[Start]

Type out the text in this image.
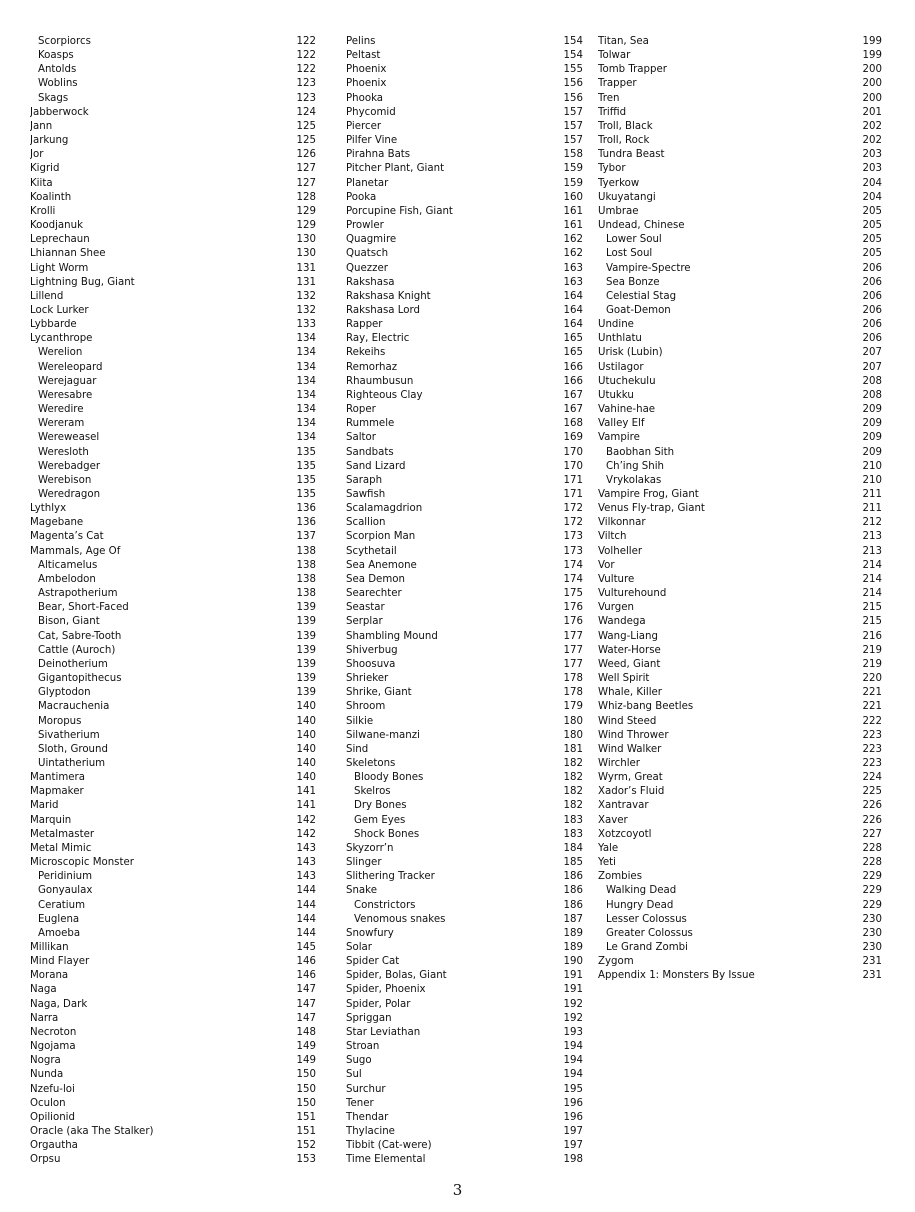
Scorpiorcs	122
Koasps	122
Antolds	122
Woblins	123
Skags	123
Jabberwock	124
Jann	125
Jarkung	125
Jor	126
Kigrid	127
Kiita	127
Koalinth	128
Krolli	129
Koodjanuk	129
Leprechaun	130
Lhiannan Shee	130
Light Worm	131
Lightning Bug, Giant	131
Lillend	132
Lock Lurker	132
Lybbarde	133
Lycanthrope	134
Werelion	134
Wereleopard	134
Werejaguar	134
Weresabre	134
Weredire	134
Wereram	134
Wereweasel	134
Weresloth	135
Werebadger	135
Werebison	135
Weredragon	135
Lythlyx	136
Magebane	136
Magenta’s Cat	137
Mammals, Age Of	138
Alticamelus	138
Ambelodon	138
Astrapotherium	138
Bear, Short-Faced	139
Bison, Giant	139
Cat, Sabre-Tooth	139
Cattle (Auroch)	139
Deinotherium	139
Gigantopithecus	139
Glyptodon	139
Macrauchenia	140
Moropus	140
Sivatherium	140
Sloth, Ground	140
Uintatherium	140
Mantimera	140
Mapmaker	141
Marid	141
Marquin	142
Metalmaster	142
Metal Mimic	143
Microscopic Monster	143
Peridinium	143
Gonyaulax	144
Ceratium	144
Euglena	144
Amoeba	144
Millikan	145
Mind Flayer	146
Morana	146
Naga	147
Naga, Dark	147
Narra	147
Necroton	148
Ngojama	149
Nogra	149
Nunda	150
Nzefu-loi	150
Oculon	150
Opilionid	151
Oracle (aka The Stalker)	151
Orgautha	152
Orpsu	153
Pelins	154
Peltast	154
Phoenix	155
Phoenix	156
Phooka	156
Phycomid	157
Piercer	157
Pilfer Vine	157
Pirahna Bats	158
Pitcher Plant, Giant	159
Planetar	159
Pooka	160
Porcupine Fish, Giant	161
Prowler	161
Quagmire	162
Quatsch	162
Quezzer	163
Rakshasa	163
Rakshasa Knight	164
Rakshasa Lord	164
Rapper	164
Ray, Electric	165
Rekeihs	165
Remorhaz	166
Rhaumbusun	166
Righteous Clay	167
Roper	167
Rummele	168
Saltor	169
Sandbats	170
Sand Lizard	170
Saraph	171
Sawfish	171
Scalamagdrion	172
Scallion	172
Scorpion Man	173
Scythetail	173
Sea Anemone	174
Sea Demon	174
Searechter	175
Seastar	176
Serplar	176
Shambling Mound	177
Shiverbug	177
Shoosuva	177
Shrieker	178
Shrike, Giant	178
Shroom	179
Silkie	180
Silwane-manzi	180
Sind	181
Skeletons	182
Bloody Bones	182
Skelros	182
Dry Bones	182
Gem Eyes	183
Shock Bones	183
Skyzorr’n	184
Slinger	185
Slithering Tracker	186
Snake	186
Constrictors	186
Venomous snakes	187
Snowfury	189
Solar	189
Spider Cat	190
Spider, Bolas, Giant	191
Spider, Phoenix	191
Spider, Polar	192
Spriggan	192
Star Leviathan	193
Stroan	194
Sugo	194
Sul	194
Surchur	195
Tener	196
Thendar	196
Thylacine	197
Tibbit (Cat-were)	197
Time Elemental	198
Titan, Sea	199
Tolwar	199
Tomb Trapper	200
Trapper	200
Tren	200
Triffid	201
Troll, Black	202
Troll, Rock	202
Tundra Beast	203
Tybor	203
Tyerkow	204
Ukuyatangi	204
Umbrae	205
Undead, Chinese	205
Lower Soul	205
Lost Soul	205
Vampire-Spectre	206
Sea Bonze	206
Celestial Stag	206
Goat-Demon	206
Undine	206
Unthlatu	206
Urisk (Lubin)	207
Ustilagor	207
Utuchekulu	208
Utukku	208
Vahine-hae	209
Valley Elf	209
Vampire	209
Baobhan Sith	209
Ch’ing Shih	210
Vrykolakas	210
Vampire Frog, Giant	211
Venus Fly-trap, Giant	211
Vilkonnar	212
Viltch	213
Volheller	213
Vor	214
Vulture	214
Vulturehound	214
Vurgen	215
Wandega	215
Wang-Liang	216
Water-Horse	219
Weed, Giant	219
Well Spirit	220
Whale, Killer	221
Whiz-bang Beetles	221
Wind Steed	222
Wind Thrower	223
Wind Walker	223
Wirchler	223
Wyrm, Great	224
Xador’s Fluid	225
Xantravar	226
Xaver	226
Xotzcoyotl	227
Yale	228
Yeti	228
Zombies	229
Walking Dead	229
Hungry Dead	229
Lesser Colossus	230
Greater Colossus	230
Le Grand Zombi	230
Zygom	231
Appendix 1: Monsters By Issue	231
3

[End]

### EXERCISE TASK
Repeat every record precisely. Any picture among them stays out of the copy.

### TASK SOLUTION
Type out the text in this image.
Scorpiorcs	122
Koasps	122
Antolds	122
Woblins	123
Skags	123
Jabberwock	124
Jann	125
Jarkung	125
Jor	126
Kigrid	127
Kiita	127
Koalinth	128
Krolli	129
Koodjanuk	129
Leprechaun	130
Lhiannan Shee	130
Light Worm	131
Lightning Bug, Giant	131
Lillend	132
Lock Lurker	132
Lybbarde	133
Lycanthrope	134
Werelion	134
Wereleopard	134
Werejaguar	134
Weresabre	134
Weredire	134
Wereram	134
Wereweasel	134
Weresloth	135
Werebadger	135
Werebison	135
Weredragon	135
Lythlyx	136
Magebane	136
Magenta’s Cat	137
Mammals, Age Of	138
Alticamelus	138
Ambelodon	138
Astrapotherium	138
Bear, Short-Faced	139
Bison, Giant	139
Cat, Sabre-Tooth	139
Cattle (Auroch)	139
Deinotherium	139
Gigantopithecus	139
Glyptodon	139
Macrauchenia	140
Moropus	140
Sivatherium	140
Sloth, Ground	140
Uintatherium	140
Mantimera	140
Mapmaker	141
Marid	141
Marquin	142
Metalmaster	142
Metal Mimic	143
Microscopic Monster	143
Peridinium	143
Gonyaulax	144
Ceratium	144
Euglena	144
Amoeba	144
Millikan	145
Mind Flayer	146
Morana	146
Naga	147
Naga, Dark	147
Narra	147
Necroton	148
Ngojama	149
Nogra	149
Nunda	150
Nzefu-loi	150
Oculon	150
Opilionid	151
Oracle (aka The Stalker)	151
Orgautha	152
Orpsu	153
Pelins	154
Peltast	154
Phoenix	155
Phoenix	156
Phooka	156
Phycomid	157
Piercer	157
Pilfer Vine	157
Pirahna Bats	158
Pitcher Plant, Giant	159
Planetar	159
Pooka	160
Porcupine Fish, Giant	161
Prowler	161
Quagmire	162
Quatsch	162
Quezzer	163
Rakshasa	163
Rakshasa Knight	164
Rakshasa Lord	164
Rapper	164
Ray, Electric	165
Rekeihs	165
Remorhaz	166
Rhaumbusun	166
Righteous Clay	167
Roper	167
Rummele	168
Saltor	169
Sandbats	170
Sand Lizard	170
Saraph	171
Sawfish	171
Scalamagdrion	172
Scallion	172
Scorpion Man	173
Scythetail	173
Sea Anemone	174
Sea Demon	174
Searechter	175
Seastar	176
Serplar	176
Shambling Mound	177
Shiverbug	177
Shoosuva	177
Shrieker	178
Shrike, Giant	178
Shroom	179
Silkie	180
Silwane-manzi	180
Sind	181
Skeletons	182
Bloody Bones	182
Skelros	182
Dry Bones	182
Gem Eyes	183
Shock Bones	183
Skyzorr’n	184
Slinger	185
Slithering Tracker	186
Snake	186
Constrictors	186
Venomous snakes	187
Snowfury	189
Solar	189
Spider Cat	190
Spider, Bolas, Giant	191
Spider, Phoenix	191
Spider, Polar	192
Spriggan	192
Star Leviathan	193
Stroan	194
Sugo	194
Sul	194
Surchur	195
Tener	196
Thendar	196
Thylacine	197
Tibbit (Cat-were)	197
Time Elemental	198
Titan, Sea	199
Tolwar	199
Tomb Trapper	200
Trapper	200
Tren	200
Triffid	201
Troll, Black	202
Troll, Rock	202
Tundra Beast	203
Tybor	203
Tyerkow	204
Ukuyatangi	204
Umbrae	205
Undead, Chinese	205
Lower Soul	205
Lost Soul	205
Vampire-Spectre	206
Sea Bonze	206
Celestial Stag	206
Goat-Demon	206
Undine	206
Unthlatu	206
Urisk (Lubin)	207
Ustilagor	207
Utuchekulu	208
Utukku	208
Vahine-hae	209
Valley Elf	209
Vampire	209
Baobhan Sith	209
Ch’ing Shih	210
Vrykolakas	210
Vampire Frog, Giant	211
Venus Fly-trap, Giant	211
Vilkonnar	212
Viltch	213
Volheller	213
Vor	214
Vulture	214
Vulturehound	214
Vurgen	215
Wandega	215
Wang-Liang	216
Water-Horse	219
Weed, Giant	219
Well Spirit	220
Whale, Killer	221
Whiz-bang Beetles	221
Wind Steed	222
Wind Thrower	223
Wind Walker	223
Wirchler	223
Wyrm, Great	224
Xador’s Fluid	225
Xantravar	226
Xaver	226
Xotzcoyotl	227
Yale	228
Yeti	228
Zombies	229
Walking Dead	229
Hungry Dead	229
Lesser Colossus	230
Greater Colossus	230
Le Grand Zombi	230
Zygom	231
Appendix 1: Monsters By Issue	231
3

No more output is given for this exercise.